- Set exercise:
Can you convert every line of the listing below into a numbered list, skipping blank lines and omitting the pictures?

- Element and region data:

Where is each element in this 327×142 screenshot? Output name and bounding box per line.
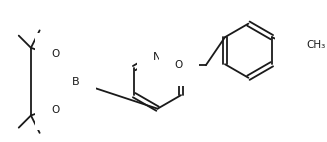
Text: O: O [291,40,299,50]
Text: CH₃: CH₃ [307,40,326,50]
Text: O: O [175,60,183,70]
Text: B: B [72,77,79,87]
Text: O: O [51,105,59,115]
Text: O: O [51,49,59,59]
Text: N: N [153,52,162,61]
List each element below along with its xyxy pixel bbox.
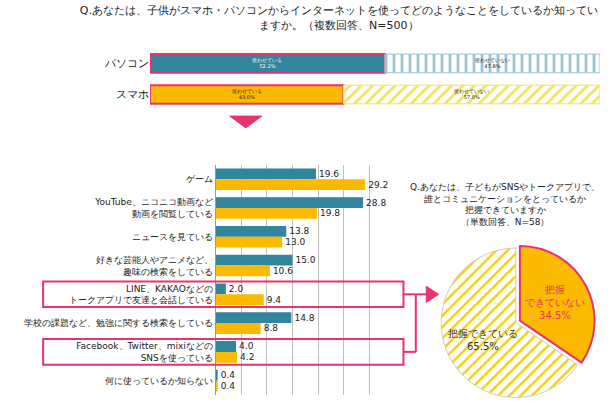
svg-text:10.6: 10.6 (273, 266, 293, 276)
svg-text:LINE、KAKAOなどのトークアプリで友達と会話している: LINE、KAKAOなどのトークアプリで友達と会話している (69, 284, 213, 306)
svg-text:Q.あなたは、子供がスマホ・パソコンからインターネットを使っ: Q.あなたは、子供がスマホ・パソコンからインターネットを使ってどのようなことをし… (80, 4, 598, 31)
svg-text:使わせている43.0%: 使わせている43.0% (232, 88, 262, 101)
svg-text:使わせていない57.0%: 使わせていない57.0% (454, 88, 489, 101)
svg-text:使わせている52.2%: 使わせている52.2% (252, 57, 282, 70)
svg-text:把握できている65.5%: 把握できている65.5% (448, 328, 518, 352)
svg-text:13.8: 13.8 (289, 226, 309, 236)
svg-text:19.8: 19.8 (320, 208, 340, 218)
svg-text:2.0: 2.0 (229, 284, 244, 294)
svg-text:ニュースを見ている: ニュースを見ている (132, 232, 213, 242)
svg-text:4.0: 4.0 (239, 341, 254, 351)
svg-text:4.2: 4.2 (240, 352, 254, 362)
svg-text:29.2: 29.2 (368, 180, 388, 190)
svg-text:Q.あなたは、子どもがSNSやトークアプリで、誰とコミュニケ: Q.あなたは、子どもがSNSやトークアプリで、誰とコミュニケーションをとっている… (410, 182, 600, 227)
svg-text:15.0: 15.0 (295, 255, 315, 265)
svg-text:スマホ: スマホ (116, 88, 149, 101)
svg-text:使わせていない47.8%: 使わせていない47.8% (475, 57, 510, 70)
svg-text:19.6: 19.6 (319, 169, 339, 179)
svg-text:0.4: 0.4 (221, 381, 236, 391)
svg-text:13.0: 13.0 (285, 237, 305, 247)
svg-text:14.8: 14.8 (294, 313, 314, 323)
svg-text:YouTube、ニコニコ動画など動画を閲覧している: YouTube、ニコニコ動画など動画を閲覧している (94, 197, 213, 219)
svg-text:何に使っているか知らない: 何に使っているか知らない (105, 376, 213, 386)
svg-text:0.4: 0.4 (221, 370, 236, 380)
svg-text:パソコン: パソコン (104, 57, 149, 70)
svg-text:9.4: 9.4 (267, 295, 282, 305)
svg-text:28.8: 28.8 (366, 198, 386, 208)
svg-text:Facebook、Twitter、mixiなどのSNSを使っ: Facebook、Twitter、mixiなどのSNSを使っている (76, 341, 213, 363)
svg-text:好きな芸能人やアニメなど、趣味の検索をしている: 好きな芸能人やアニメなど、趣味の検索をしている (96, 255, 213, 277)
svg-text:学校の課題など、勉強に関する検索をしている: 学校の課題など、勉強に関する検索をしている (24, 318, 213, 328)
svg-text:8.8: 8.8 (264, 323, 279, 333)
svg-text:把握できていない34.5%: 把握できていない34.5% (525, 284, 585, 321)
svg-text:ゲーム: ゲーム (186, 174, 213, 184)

- Expected answer:
1. Where is each element in this 327×142 screenshot? Output name and bounding box per line.
2. Text: O: O [291,40,299,50]
3. Text: CH₃: CH₃ [307,40,326,50]
4. Text: O: O [175,60,183,70]
5. Text: B: B [72,77,79,87]
6. Text: O: O [51,105,59,115]
7. Text: O: O [51,49,59,59]
8. Text: N: N [153,52,162,61]
9. List each element below along with its xyxy pixel bbox.
10. svg-text:10.6: 10.6 (273, 266, 293, 276)
11. svg-text:LINE、KAKAOなどのトークアプリで友達と会話している: LINE、KAKAOなどのトークアプリで友達と会話している (69, 284, 213, 306)
12. svg-text:Q.あなたは、子供がスマホ・パソコンからインターネットを使っ: Q.あなたは、子供がスマホ・パソコンからインターネットを使ってどのようなことをし… (80, 4, 598, 31)
13. svg-text:使わせている43.0%: 使わせている43.0% (232, 88, 262, 101)
14. svg-text:使わせていない57.0%: 使わせていない57.0% (454, 88, 489, 101)
15. svg-text:使わせている52.2%: 使わせている52.2% (252, 57, 282, 70)
16. svg-text:把握できている65.5%: 把握できている65.5% (448, 328, 518, 352)
17. svg-text:13.8: 13.8 (289, 226, 309, 236)
18. svg-text:19.8: 19.8 (320, 208, 340, 218)
19. svg-text:2.0: 2.0 (229, 284, 244, 294)
20. svg-text:ニュースを見ている: ニュースを見ている (132, 232, 213, 242)
21. svg-text:4.0: 4.0 (239, 341, 254, 351)
22. svg-text:4.2: 4.2 (240, 352, 254, 362)
23. svg-text:29.2: 29.2 (368, 180, 388, 190)
24. svg-text:Q.あなたは、子どもがSNSやトークアプリで、誰とコミュニケ: Q.あなたは、子どもがSNSやトークアプリで、誰とコミュニケーションをとっている… (410, 182, 600, 227)
25. svg-text:15.0: 15.0 (295, 255, 315, 265)
26. svg-text:スマホ: スマホ (116, 88, 149, 101)
27. svg-text:使わせていない47.8%: 使わせていない47.8% (475, 57, 510, 70)
28. svg-text:19.6: 19.6 (319, 169, 339, 179)
29. svg-text:0.4: 0.4 (221, 381, 236, 391)
30. svg-text:13.0: 13.0 (285, 237, 305, 247)
31. svg-text:14.8: 14.8 (294, 313, 314, 323)
32. svg-text:YouTube、ニコニコ動画など動画を閲覧している: YouTube、ニコニコ動画など動画を閲覧している (94, 197, 213, 219)
33. svg-text:何に使っているか知らない: 何に使っているか知らない (105, 376, 213, 386)
34. svg-text:0.4: 0.4 (221, 370, 236, 380)
35. svg-text:パソコン: パソコン (104, 57, 149, 70)
36. svg-text:9.4: 9.4 (267, 295, 282, 305)
37. svg-text:28.8: 28.8 (366, 198, 386, 208)
38. svg-text:Facebook、Twitter、mixiなどのSNSを使っ: Facebook、Twitter、mixiなどのSNSを使っている (76, 341, 213, 363)
39. svg-text:好きな芸能人やアニメなど、趣味の検索をしている: 好きな芸能人やアニメなど、趣味の検索をしている (96, 255, 213, 277)
40. svg-text:学校の課題など、勉強に関する検索をしている: 学校の課題など、勉強に関する検索をしている (24, 318, 213, 328)
41. svg-text:8.8: 8.8 (264, 323, 279, 333)
42. svg-text:把握できていない34.5%: 把握できていない34.5% (525, 284, 585, 321)
43. svg-text:ゲーム: ゲーム (186, 174, 213, 184)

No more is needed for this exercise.